# [Goal]
Beginning with the line that contains "Read this page and output its text content.", copy each subsequent line of the data below through the last one, including both ends but not the pictures.

[Saved data entries]
++++++++++++++++++++
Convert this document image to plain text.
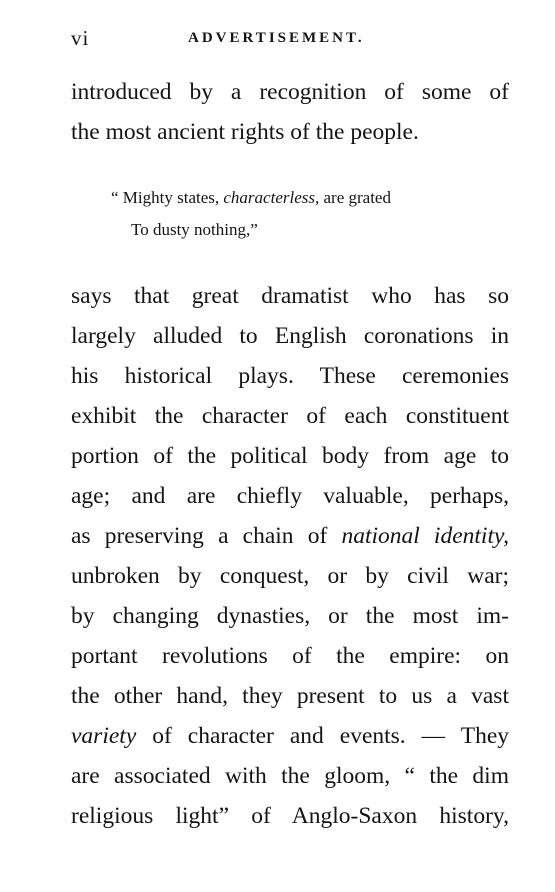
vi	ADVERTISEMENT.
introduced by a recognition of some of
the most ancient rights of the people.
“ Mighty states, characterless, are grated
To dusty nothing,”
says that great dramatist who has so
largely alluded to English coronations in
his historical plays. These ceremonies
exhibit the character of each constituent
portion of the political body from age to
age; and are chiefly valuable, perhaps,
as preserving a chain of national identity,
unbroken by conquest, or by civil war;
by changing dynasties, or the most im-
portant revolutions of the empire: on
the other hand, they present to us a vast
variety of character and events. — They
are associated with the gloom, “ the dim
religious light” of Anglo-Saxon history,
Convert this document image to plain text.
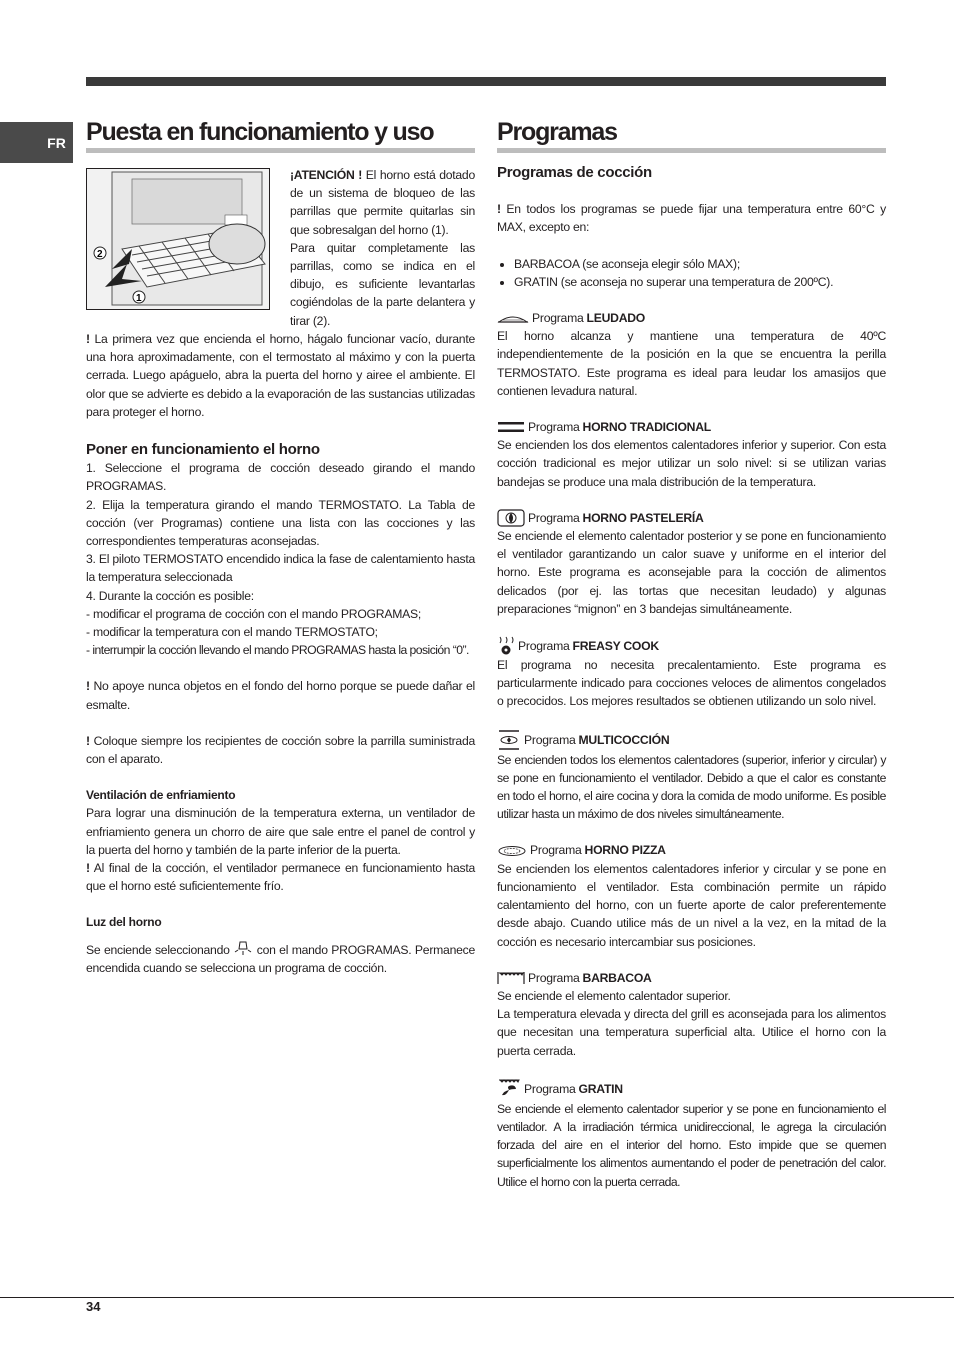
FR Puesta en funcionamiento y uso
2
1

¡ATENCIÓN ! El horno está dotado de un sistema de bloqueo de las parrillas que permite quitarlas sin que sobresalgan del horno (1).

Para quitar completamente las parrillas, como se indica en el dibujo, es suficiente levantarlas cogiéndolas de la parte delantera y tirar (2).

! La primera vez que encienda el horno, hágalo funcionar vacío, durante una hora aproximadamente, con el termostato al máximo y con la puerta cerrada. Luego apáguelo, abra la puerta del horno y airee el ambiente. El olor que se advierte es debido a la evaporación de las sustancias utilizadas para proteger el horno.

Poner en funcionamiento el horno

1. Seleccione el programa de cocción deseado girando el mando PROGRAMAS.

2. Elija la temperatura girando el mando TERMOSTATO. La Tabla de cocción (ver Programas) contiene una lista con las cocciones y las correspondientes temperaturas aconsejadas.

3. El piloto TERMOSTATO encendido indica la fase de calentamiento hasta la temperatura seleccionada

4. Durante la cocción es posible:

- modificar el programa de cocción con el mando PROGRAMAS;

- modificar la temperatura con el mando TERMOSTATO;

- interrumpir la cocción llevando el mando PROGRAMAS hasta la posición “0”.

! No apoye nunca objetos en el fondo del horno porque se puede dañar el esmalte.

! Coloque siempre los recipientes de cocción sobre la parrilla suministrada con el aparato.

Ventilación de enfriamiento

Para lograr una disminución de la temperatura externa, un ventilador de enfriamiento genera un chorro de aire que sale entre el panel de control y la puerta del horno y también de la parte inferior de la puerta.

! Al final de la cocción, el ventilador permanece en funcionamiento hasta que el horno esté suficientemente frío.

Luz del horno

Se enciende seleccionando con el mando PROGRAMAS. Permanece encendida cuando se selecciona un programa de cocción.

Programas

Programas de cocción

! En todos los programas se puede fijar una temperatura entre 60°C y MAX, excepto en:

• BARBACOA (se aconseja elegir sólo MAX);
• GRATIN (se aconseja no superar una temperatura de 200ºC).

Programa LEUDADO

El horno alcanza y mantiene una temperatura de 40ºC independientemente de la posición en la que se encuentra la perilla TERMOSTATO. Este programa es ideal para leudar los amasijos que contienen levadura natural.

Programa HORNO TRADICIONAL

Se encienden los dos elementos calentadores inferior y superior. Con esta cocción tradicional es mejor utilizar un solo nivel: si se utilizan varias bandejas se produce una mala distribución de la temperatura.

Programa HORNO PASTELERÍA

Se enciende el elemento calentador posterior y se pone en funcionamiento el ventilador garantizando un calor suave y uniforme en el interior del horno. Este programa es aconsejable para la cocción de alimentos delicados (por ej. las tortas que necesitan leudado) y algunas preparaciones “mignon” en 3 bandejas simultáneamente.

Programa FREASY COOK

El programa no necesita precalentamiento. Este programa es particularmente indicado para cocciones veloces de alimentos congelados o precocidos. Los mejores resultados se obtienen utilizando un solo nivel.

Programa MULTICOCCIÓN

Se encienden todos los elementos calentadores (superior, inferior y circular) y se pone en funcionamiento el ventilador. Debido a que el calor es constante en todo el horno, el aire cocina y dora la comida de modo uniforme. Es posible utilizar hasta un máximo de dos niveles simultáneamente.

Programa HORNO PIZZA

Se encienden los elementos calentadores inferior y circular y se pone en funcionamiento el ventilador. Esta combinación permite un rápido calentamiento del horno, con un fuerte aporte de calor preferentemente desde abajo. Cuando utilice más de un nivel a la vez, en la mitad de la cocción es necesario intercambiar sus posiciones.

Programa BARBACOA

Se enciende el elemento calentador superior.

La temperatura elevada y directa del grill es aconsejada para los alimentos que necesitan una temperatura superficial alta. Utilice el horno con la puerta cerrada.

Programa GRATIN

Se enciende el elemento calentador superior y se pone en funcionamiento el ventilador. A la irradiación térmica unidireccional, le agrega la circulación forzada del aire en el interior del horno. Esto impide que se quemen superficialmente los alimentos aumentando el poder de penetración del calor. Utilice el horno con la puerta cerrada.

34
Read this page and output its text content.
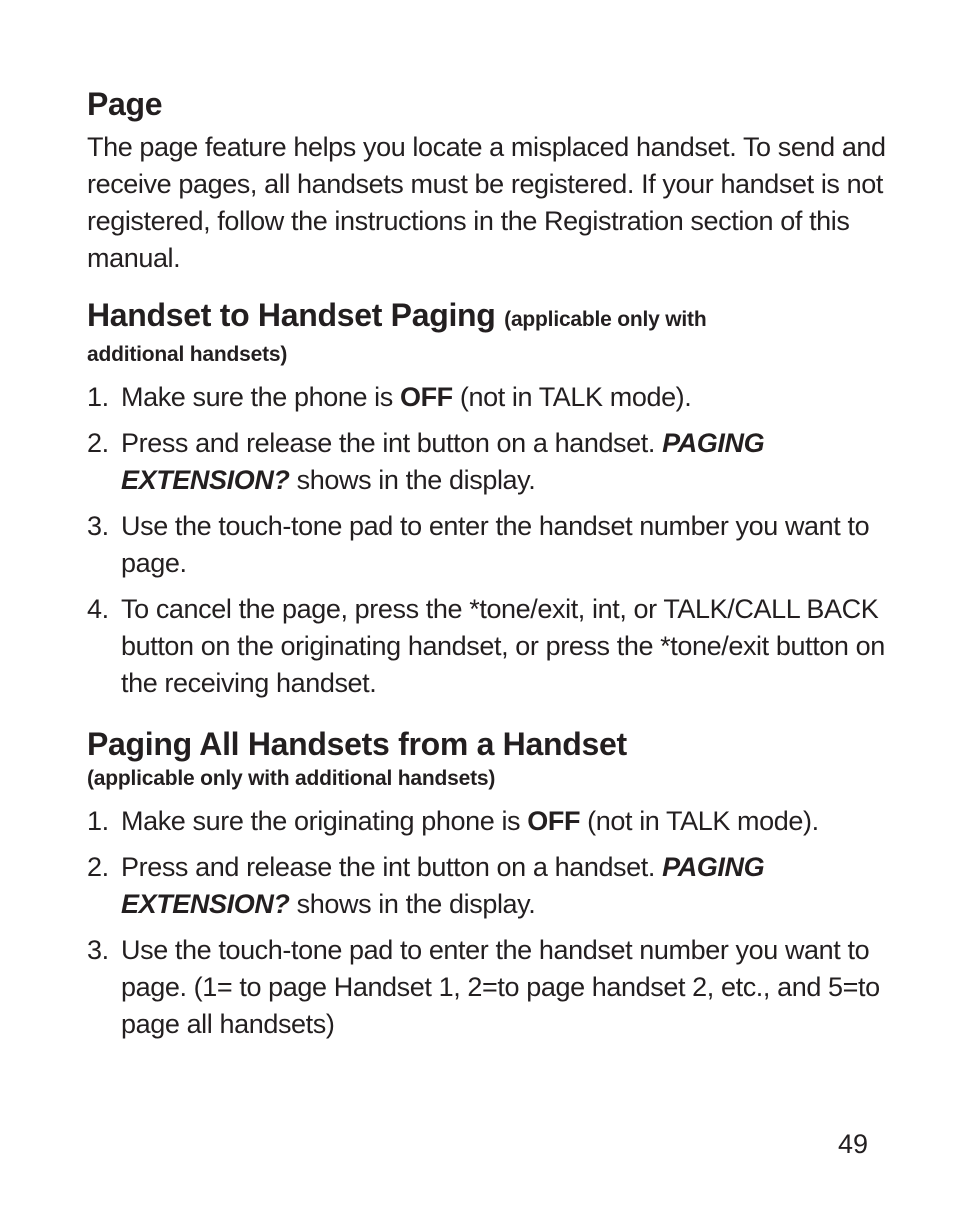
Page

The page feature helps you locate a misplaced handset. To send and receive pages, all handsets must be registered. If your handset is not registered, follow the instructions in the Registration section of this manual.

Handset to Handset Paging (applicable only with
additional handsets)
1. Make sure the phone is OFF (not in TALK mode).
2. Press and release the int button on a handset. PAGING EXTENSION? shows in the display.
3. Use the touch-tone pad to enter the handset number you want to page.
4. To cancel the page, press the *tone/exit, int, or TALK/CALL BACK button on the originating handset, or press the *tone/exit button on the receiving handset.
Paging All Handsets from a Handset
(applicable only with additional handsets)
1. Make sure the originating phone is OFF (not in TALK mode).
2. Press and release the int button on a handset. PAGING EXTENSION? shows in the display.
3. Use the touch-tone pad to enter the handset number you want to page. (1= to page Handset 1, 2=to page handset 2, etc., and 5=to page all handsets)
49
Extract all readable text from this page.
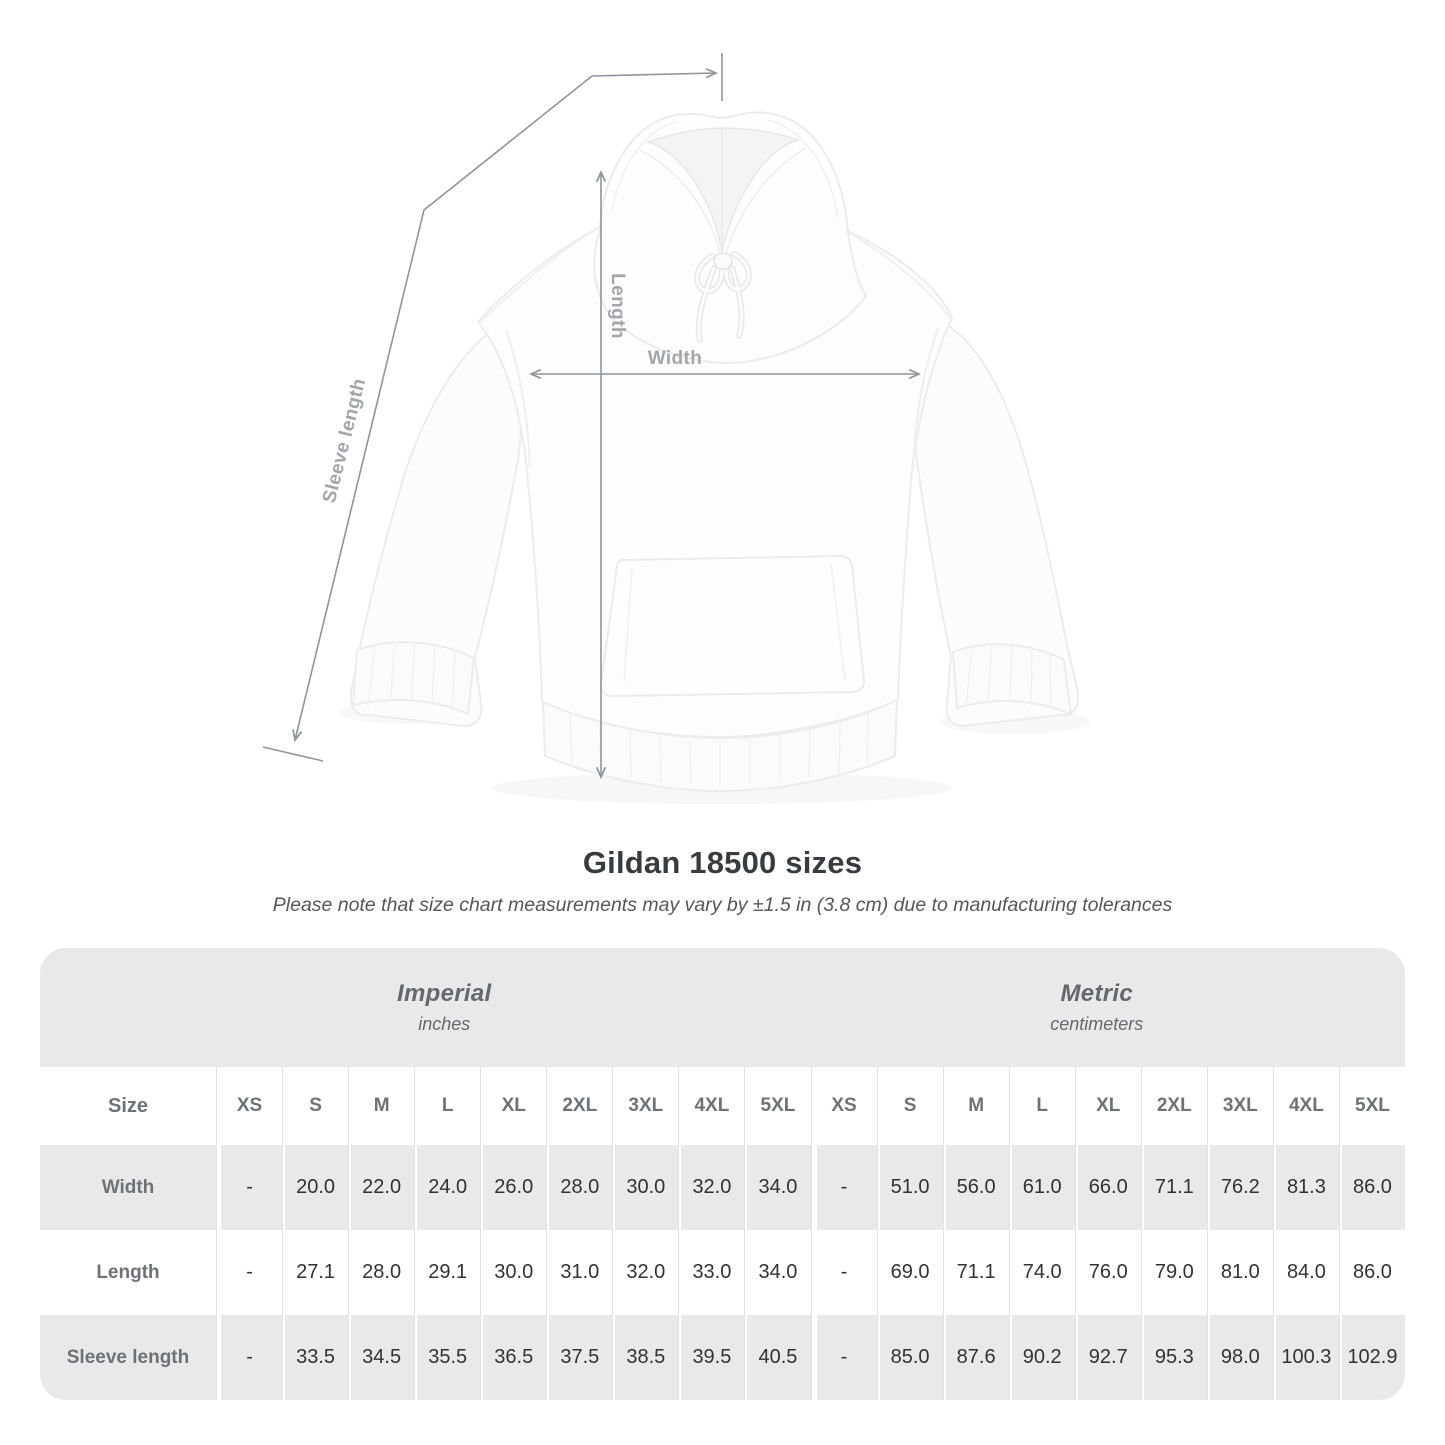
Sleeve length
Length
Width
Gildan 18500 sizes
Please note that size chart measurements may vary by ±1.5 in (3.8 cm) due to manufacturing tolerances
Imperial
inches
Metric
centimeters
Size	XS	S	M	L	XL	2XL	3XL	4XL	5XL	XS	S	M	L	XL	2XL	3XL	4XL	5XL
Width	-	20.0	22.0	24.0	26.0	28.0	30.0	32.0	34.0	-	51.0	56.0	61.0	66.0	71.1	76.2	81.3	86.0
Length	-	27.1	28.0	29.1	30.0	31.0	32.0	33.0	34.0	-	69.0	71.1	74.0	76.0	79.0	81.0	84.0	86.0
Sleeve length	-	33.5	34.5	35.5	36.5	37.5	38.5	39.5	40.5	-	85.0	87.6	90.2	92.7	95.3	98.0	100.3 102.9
++++++++++++++++++++
# [In response]
Read this page and output its text content.
Page

The page feature helps you locate a misplaced handset. To send and receive pages, all handsets must be registered. If your handset is not registered, follow the instructions in the Registration section of this manual.

Handset to Handset Paging (applicable only with
additional handsets)
1. Make sure the phone is OFF (not in TALK mode).
2. Press and release the int button on a handset. PAGING EXTENSION? shows in the display.
3. Use the touch-tone pad to enter the handset number you want to page.
4. To cancel the page, press the *tone/exit, int, or TALK/CALL BACK button on the originating handset, or press the *tone/exit button on the receiving handset.
Paging All Handsets from a Handset
(applicable only with additional handsets)
1. Make sure the originating phone is OFF (not in TALK mode).
2. Press and release the int button on a handset. PAGING EXTENSION? shows in the display.
3. Use the touch-tone pad to enter the handset number you want to page. (1= to page Handset 1, 2=to page handset 2, etc., and 5=to page all handsets)
49
Extract all readable text from this page.
Sleeve length
Length
Width
Gildan 18500 sizes
Please note that size chart measurements may vary by ±1.5 in (3.8 cm) due to manufacturing tolerances
Imperial
inches
Metric
centimeters
Size	XS	S	M	L	XL	2XL	3XL	4XL	5XL	XS	S	M	L	XL	2XL	3XL	4XL	5XL
Width	-	20.0	22.0	24.0	26.0	28.0	30.0	32.0	34.0	-	51.0	56.0	61.0	66.0	71.1	76.2	81.3	86.0
Length	-	27.1	28.0	29.1	30.0	31.0	32.0	33.0	34.0	-	69.0	71.1	74.0	76.0	79.0	81.0	84.0	86.0
Sleeve length	-	33.5	34.5	35.5	36.5	37.5	38.5	39.5	40.5	-	85.0	87.6	90.2	92.7	95.3	98.0	100.3 102.9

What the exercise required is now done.